Éléments redondants et sans fondement
[77] Les défendeurs disent qu’en vertu du paragraphe 222(1) des Règles, la Cour peut radier un acte de procédure sur le motif qu’il est « redondant et sans fondement ». Les allégations sans fondement ou redondantes dans une déclaration causent des dépenses inutiles et un préjudice au procès en impliquant les parties dans un différend qui n’a complètement rien à voir avec les questions en litige. De même, les parties d’un acte de procédure qui ne sont pas pertinentes ou qui ont été insérées pour étoffer la déclaration devraient également être radiées étant donné qu’elles sont scandaleuses.
[78] C’est pourquoi les défendeurs demandent à radier les paragraphes suivants de la déclaration selon les motifs qui suivent :
[traduction]
Les paragraphes 12c) et 14 – dans ces paragraphes, les demandeurs prétendent qu’ils connaissent les opinions [traduction] « des avocats et autres spécialistes en droit de l’immigration » concernant le rapport de juin 2009, et ils affirment que ce groupe mal défini a prédit que la situation était une reprise de l’affaire des [traduction] « Roms hongrois ». De telles opinions ne peuvent pas être prouvées, la portée du groupe n’est pas bien précisée, les allégations ne sont pas appuyées par des preuves et elles sont redondantes et ne sont pas pertinentes à la déclaration. De telles allégations sont insérées seulement pour étoffer la déclaration et devraient être radiées étant donné qu’elles sont scandaleuses et contreviennent aux Règles;
Paragraphes 12f) et 17 – ces paragraphes font également référence à l’affaire des [traduction] « Roms hongrois » et ils sont litigieux, ont été insérés pour étoffer, et sont redondants et ne sont pas pertinents à la déclaration en l’espèce;
Paragraphe 20 – ce paragraphe fait référence au contre-interrogatoire de Gordon Ritchie et le prétendu refus des défendeurs de s’acquitter de leurs engagements. Ces précisions de faits ne sont pas pertinentes à la déclaration;
Paragraphe 25 – ce paragraphe devrait être radié parce qu’il répète le paragraphe 28 qui est en fait plaidé plus précisément (bien que les faits demeurent de toute façon insuffisants). Paragraphe 25 ne fait pas référence à une cause d’action précise sur laquelle les demandeurs appuient leur droit à des dommages et intérêts et par conséquent, il est redondant;
Paragraphe 27 – ce paragraphe n’est pas pertinent à la déclaration. Il fait référence au traitement des Roms pendant l’holocauste, il a été inséré pour étoffer la déclaration et par conséquent, il est redondant.

● Section des données

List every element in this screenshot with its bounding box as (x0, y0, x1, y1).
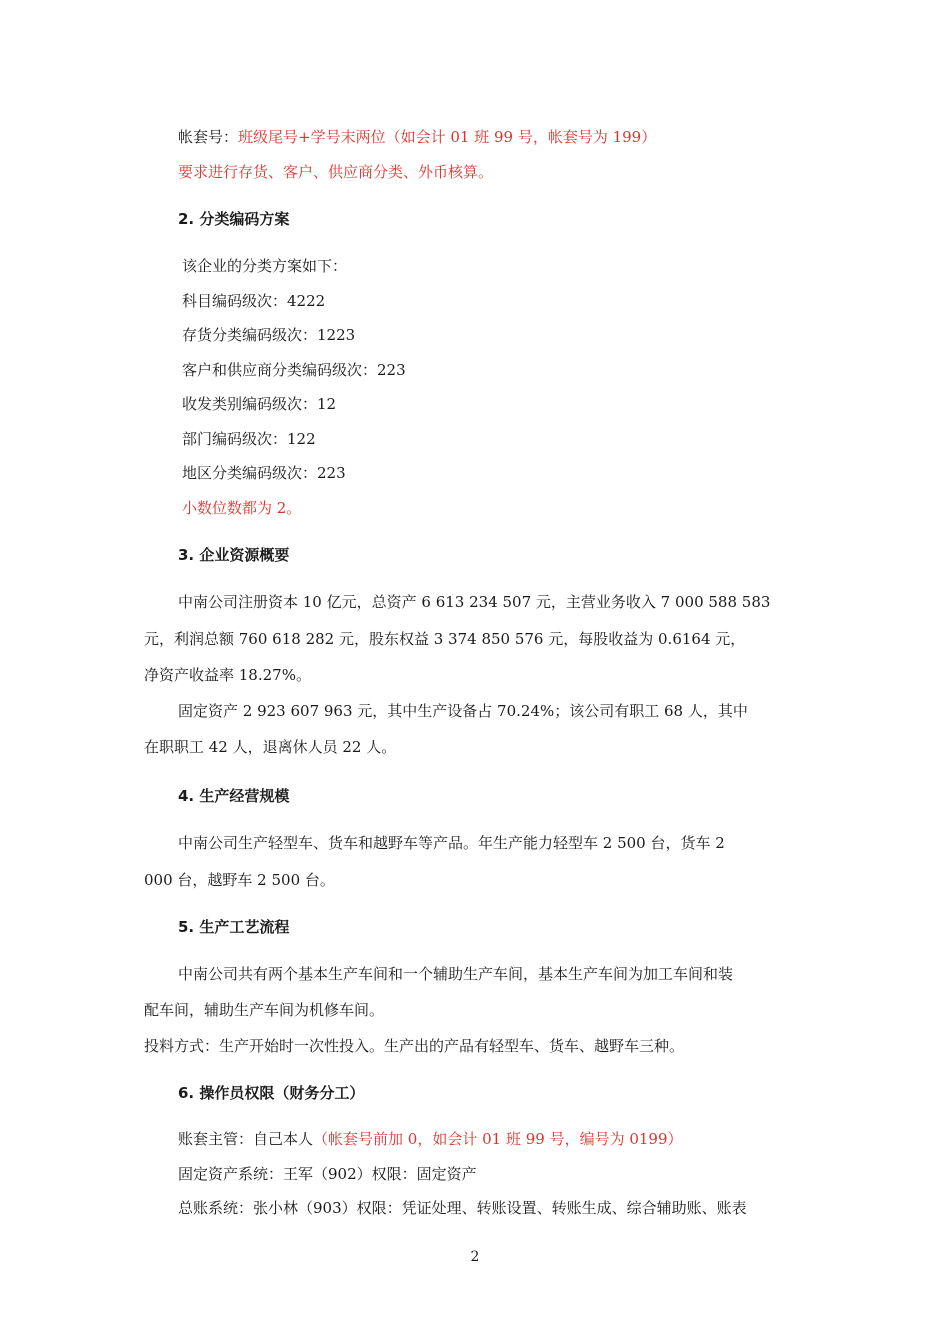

● Exigences
Extrayez du passage sur la radiation des actes de procédure le texte qui commence aux mots « Éléments redondants et » et s'arrête après les mots « qu’elles sont scandaleuses. ». La liste n'a aucun rapport avec le passage.

● Réponse complète
Éléments redondants et sans fondement
[77] Les défendeurs disent qu’en vertu du paragraphe 222(1) des Règles, la Cour peut radier un acte de procédure sur le motif qu’il est « redondant et sans fondement ». Les allégations sans fondement ou redondantes dans une déclaration causent des dépenses inutiles et un préjudice au procès en impliquant les parties dans un différend qui n’a complètement rien à voir avec les questions en litige. De même, les parties d’un acte de procédure qui ne sont pas pertinentes ou qui ont été insérées pour étoffer la déclaration devraient également être radiées étant donné qu’elles sont scandaleuses.